Look through the records below and collect all lines that hold the string "fallimentare".

Records from a data collection:
--------------------------------
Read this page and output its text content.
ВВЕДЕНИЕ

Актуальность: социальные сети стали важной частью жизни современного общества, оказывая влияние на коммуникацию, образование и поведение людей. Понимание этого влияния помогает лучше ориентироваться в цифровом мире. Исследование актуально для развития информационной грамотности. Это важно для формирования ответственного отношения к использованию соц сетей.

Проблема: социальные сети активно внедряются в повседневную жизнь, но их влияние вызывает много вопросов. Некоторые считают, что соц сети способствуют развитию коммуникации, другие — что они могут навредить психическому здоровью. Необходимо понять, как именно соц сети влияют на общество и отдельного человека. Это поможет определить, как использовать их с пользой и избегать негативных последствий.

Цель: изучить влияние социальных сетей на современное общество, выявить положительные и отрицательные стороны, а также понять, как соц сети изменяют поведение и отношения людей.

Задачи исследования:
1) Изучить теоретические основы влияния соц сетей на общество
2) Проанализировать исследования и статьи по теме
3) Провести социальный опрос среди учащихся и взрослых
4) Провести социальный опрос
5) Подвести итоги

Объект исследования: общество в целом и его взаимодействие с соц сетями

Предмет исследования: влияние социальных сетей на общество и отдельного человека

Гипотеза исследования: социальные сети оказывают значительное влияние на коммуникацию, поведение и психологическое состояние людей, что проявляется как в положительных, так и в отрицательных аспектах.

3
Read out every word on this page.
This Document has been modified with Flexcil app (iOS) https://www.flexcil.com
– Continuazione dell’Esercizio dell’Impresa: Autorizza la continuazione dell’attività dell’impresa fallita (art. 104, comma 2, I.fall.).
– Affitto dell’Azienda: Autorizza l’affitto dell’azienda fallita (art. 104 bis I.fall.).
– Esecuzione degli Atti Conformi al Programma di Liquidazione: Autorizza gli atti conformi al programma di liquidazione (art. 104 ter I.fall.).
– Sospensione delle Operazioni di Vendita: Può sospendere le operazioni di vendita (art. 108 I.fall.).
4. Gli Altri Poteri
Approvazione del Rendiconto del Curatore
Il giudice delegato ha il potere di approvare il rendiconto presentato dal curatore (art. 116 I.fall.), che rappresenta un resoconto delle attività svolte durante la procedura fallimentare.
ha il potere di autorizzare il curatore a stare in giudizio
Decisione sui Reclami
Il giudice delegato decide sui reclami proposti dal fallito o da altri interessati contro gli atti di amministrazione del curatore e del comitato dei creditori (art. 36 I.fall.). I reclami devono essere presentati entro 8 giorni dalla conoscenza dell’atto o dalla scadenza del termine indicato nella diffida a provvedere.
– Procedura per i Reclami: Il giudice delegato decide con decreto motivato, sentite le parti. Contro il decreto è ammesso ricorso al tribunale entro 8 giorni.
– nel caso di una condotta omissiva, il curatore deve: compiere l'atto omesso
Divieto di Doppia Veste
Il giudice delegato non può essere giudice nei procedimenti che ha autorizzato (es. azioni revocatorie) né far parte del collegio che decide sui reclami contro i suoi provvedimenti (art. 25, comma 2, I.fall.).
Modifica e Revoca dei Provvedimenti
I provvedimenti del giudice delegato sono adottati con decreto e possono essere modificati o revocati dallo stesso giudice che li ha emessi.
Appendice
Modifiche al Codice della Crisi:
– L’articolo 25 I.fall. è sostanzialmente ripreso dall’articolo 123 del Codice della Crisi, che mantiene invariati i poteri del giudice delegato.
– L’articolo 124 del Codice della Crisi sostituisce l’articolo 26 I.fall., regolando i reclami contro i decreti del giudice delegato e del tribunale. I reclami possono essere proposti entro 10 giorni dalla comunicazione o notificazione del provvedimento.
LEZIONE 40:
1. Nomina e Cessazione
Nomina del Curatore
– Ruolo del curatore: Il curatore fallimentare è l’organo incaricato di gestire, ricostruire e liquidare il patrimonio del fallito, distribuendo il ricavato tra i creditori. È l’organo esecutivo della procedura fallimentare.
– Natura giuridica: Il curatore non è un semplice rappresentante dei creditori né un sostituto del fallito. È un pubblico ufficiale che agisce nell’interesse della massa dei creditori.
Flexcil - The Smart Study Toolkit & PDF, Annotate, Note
--------------------------------
Response below
Il giudice delegato ha il potere di approvare il rendiconto presentato dal curatore (art. 116 I.fall.), che rappresenta un resoconto delle attività svolte durante la procedura fallimentare.
– Ruolo del curatore: Il curatore fallimentare è l’organo incaricato di gestire, ricostruire e liquidare il patrimonio del fallito, distribuendo il ricavato tra i creditori. È l’organo esecutivo della procedura fallimentare.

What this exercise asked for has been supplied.